• **Problem statement**
Collect all the lines that mention the word "Goytacaz".
>>
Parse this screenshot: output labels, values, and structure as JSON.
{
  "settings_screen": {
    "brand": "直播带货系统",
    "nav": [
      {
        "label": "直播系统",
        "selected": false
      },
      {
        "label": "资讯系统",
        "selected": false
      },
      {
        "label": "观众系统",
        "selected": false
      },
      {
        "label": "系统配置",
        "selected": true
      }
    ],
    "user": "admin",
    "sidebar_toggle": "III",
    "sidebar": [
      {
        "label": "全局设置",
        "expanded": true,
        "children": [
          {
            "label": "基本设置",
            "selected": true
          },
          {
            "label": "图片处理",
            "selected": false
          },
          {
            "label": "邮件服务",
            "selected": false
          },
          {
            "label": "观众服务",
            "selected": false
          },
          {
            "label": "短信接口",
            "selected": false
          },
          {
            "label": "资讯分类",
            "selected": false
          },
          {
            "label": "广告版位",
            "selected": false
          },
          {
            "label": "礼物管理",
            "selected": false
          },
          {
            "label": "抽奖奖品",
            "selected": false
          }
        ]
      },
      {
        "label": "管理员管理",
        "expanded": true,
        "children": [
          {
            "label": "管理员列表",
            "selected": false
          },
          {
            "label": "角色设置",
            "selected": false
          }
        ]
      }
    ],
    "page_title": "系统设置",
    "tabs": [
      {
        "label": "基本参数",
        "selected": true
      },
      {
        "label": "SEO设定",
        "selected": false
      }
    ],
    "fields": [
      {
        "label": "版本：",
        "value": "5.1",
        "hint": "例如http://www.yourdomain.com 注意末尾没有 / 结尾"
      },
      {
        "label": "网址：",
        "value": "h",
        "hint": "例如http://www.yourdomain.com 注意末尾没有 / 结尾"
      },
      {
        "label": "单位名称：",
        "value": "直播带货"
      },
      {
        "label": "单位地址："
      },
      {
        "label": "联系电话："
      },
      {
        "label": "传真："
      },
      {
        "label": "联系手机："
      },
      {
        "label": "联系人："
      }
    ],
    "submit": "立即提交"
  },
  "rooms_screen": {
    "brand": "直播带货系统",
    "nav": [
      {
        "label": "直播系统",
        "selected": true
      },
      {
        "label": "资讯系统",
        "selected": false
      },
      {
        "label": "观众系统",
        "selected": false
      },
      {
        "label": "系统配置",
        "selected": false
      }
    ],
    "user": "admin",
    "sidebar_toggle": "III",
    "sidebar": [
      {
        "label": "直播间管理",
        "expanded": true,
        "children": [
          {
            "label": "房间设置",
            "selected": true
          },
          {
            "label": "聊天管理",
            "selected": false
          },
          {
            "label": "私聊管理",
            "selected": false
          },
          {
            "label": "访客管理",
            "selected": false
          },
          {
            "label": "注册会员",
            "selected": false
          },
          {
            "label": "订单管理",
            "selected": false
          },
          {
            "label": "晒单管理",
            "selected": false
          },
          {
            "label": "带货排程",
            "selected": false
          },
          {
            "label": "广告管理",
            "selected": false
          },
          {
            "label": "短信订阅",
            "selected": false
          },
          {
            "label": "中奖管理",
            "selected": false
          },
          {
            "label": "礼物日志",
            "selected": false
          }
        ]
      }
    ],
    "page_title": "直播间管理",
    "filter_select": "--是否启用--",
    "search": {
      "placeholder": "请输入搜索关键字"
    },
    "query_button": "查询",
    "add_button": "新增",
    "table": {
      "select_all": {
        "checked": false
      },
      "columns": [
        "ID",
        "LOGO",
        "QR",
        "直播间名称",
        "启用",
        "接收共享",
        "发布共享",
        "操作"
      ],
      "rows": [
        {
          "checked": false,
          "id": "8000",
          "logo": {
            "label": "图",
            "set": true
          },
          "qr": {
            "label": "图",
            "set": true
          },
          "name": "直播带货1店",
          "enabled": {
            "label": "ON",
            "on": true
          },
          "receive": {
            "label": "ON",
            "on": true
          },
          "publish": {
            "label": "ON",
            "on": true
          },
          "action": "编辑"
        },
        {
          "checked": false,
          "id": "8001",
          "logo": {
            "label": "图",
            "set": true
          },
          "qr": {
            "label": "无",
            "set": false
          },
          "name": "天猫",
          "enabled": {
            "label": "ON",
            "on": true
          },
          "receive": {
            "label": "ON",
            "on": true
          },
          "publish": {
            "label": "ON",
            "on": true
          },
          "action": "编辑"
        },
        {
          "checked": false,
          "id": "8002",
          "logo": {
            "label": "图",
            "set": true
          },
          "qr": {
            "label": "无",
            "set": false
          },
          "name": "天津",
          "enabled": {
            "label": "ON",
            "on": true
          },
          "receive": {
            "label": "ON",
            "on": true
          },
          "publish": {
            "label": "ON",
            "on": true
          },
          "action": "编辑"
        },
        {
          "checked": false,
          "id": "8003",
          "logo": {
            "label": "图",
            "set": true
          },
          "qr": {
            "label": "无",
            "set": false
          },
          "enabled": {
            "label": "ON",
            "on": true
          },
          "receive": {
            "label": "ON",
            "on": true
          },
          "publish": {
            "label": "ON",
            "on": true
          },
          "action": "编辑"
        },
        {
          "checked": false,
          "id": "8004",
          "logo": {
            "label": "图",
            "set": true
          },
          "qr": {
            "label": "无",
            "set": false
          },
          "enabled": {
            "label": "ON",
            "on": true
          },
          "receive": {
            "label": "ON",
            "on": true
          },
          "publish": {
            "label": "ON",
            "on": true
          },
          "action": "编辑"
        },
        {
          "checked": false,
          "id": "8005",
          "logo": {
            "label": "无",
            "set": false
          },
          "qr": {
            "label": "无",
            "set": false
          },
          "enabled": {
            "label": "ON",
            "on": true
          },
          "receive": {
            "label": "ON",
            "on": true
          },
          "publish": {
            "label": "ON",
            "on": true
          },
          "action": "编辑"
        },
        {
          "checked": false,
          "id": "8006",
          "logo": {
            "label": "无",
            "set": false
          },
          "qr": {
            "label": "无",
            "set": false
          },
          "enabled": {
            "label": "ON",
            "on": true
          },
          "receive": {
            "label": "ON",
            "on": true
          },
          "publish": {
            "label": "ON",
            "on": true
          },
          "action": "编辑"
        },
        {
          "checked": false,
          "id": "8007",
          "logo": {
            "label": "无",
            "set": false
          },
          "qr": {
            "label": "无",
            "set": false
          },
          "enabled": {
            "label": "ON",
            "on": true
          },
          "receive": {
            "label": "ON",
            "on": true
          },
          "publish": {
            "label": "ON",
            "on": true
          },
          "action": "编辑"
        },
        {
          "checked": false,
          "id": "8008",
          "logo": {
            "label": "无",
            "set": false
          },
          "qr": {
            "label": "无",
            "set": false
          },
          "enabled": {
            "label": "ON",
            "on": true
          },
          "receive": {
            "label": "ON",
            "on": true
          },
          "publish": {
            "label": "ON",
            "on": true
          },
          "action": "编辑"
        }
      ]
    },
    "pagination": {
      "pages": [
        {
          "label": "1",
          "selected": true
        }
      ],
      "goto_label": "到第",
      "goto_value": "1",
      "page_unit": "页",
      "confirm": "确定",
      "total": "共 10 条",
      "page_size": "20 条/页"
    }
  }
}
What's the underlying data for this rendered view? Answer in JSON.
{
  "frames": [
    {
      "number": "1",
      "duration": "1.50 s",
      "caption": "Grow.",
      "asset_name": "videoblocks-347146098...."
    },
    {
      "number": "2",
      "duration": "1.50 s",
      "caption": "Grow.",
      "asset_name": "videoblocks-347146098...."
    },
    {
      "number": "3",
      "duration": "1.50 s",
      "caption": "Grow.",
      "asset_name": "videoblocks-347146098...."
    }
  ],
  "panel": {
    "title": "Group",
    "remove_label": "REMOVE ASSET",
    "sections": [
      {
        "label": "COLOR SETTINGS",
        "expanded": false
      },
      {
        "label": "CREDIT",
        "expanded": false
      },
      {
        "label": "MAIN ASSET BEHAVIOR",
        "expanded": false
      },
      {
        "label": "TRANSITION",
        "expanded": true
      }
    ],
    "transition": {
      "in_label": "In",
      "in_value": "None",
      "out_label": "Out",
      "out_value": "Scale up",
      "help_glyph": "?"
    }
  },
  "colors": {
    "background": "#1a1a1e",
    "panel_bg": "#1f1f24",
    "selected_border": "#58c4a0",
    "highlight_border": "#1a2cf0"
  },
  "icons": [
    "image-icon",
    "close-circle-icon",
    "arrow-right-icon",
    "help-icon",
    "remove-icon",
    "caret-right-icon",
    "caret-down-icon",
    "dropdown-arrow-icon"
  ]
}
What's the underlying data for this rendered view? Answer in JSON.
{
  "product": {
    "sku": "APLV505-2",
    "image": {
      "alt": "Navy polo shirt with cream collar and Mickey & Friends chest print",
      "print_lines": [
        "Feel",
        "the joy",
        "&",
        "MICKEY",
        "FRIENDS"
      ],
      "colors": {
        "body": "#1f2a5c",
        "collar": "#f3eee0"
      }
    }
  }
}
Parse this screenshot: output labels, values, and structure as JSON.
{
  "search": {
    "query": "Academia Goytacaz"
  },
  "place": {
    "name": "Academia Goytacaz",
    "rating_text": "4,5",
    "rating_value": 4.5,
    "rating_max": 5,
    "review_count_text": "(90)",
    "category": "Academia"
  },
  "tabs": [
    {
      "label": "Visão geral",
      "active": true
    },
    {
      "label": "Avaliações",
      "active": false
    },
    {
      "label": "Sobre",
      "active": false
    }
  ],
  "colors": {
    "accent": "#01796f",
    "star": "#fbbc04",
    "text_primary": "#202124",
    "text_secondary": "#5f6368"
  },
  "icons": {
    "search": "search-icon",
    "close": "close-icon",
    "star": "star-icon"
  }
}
<<
• **Task output**
    "query": "Academia Goytacaz"
    "name": "Academia Goytacaz",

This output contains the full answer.